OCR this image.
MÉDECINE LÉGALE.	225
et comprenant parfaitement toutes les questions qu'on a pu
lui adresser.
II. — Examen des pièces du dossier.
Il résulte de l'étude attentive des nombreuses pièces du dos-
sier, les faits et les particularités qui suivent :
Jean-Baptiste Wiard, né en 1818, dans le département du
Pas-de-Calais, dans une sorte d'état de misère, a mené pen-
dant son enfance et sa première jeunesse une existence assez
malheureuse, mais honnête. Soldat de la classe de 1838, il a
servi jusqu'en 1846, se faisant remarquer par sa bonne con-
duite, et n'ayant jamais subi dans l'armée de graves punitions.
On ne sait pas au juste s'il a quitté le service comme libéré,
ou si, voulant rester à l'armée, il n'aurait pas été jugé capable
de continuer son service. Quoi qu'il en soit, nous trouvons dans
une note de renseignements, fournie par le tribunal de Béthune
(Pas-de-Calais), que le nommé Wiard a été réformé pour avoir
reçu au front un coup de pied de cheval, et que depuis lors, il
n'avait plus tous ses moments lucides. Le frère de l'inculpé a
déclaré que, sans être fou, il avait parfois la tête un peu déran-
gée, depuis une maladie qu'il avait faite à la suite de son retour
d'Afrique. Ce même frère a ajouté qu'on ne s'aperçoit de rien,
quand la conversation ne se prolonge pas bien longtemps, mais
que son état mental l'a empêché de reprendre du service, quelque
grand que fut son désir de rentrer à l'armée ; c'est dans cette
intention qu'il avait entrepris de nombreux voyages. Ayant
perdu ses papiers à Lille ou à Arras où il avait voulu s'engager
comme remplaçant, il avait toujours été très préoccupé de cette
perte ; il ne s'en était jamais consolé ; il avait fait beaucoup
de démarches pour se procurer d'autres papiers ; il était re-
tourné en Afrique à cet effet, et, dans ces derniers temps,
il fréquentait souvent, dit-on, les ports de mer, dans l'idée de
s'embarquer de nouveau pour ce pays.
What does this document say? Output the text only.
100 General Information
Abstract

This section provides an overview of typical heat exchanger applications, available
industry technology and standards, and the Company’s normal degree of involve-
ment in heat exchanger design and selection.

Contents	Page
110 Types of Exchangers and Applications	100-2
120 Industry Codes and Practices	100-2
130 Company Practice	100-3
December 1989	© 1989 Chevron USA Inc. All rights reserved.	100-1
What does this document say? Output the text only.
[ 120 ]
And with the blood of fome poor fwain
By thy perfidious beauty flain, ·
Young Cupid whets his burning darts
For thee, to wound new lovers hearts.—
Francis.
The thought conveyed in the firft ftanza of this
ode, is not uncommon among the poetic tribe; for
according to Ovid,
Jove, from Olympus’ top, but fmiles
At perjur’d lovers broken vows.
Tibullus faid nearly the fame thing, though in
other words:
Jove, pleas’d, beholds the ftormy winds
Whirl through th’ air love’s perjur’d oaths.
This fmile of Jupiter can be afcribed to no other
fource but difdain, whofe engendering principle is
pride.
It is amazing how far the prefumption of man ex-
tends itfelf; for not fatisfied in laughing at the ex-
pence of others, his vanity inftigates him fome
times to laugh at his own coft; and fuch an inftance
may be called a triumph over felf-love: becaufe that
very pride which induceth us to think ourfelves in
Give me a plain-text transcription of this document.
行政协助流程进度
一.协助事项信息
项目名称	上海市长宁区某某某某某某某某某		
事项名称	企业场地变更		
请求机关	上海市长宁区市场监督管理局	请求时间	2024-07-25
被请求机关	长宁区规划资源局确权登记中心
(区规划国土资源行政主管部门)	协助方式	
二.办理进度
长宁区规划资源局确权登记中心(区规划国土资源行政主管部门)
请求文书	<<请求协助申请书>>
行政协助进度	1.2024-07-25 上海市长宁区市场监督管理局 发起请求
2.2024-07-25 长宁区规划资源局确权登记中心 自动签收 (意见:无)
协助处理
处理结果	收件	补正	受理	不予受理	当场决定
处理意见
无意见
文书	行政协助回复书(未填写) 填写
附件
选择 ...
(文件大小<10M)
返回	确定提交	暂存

==================================================

Required work: Take the listing above and set it down exactly.

Answer to the task:
OCR this image.
MÉDECINE LÉGALE.	225
et comprenant parfaitement toutes les questions qu'on a pu
lui adresser.
II. — Examen des pièces du dossier.
Il résulte de l'étude attentive des nombreuses pièces du dos-
sier, les faits et les particularités qui suivent :
Jean-Baptiste Wiard, né en 1818, dans le département du
Pas-de-Calais, dans une sorte d'état de misère, a mené pen-
dant son enfance et sa première jeunesse une existence assez
malheureuse, mais honnête. Soldat de la classe de 1838, il a
servi jusqu'en 1846, se faisant remarquer par sa bonne con-
duite, et n'ayant jamais subi dans l'armée de graves punitions.
On ne sait pas au juste s'il a quitté le service comme libéré,
ou si, voulant rester à l'armée, il n'aurait pas été jugé capable
de continuer son service. Quoi qu'il en soit, nous trouvons dans
une note de renseignements, fournie par le tribunal de Béthune
(Pas-de-Calais), que le nommé Wiard a été réformé pour avoir
reçu au front un coup de pied de cheval, et que depuis lors, il
n'avait plus tous ses moments lucides. Le frère de l'inculpé a
déclaré que, sans être fou, il avait parfois la tête un peu déran-
gée, depuis une maladie qu'il avait faite à la suite de son retour
d'Afrique. Ce même frère a ajouté qu'on ne s'aperçoit de rien,
quand la conversation ne se prolonge pas bien longtemps, mais
que son état mental l'a empêché de reprendre du service, quelque
grand que fut son désir de rentrer à l'armée ; c'est dans cette
intention qu'il avait entrepris de nombreux voyages. Ayant
perdu ses papiers à Lille ou à Arras où il avait voulu s'engager
comme remplaçant, il avait toujours été très préoccupé de cette
perte ; il ne s'en était jamais consolé ; il avait fait beaucoup
de démarches pour se procurer d'autres papiers ; il était re-
tourné en Afrique à cet effet, et, dans ces derniers temps,
il fréquentait souvent, dit-on, les ports de mer, dans l'idée de
s'embarquer de nouveau pour ce pays.
What does this document say? Output the text only.
100 General Information
Abstract

This section provides an overview of typical heat exchanger applications, available
industry technology and standards, and the Company’s normal degree of involve-
ment in heat exchanger design and selection.

Contents	Page
110 Types of Exchangers and Applications	100-2
120 Industry Codes and Practices	100-2
130 Company Practice	100-3
December 1989	© 1989 Chevron USA Inc. All rights reserved.	100-1
What does this document say? Output the text only.
[ 120 ]
And with the blood of fome poor fwain
By thy perfidious beauty flain, ·
Young Cupid whets his burning darts
For thee, to wound new lovers hearts.—
Francis.
The thought conveyed in the firft ftanza of this
ode, is not uncommon among the poetic tribe; for
according to Ovid,
Jove, from Olympus’ top, but fmiles
At perjur’d lovers broken vows.
Tibullus faid nearly the fame thing, though in
other words:
Jove, pleas’d, beholds the ftormy winds
Whirl through th’ air love’s perjur’d oaths.
This fmile of Jupiter can be afcribed to no other
fource but difdain, whofe engendering principle is
pride.
It is amazing how far the prefumption of man ex-
tends itfelf; for not fatisfied in laughing at the ex-
pence of others, his vanity inftigates him fome
times to laugh at his own coft; and fuch an inftance
may be called a triumph over felf-love: becaufe that
very pride which induceth us to think ourfelves in
Give me a plain-text transcription of this document.
行政协助流程进度
一.协助事项信息
项目名称	上海市长宁区某某某某某某某某某		
事项名称	企业场地变更		
请求机关	上海市长宁区市场监督管理局	请求时间	2024-07-25
被请求机关	长宁区规划资源局确权登记中心
(区规划国土资源行政主管部门)	协助方式	
二.办理进度
长宁区规划资源局确权登记中心(区规划国土资源行政主管部门)
请求文书	<<请求协助申请书>>
行政协助进度	1.2024-07-25 上海市长宁区市场监督管理局 发起请求
2.2024-07-25 长宁区规划资源局确权登记中心 自动签收 (意见:无)
协助处理
处理结果	收件	补正	受理	不予受理	当场决定
处理意见
无意见
文书	行政协助回复书(未填写) 填写
附件
选择 ...
(文件大小<10M)
返回	确定提交	暂存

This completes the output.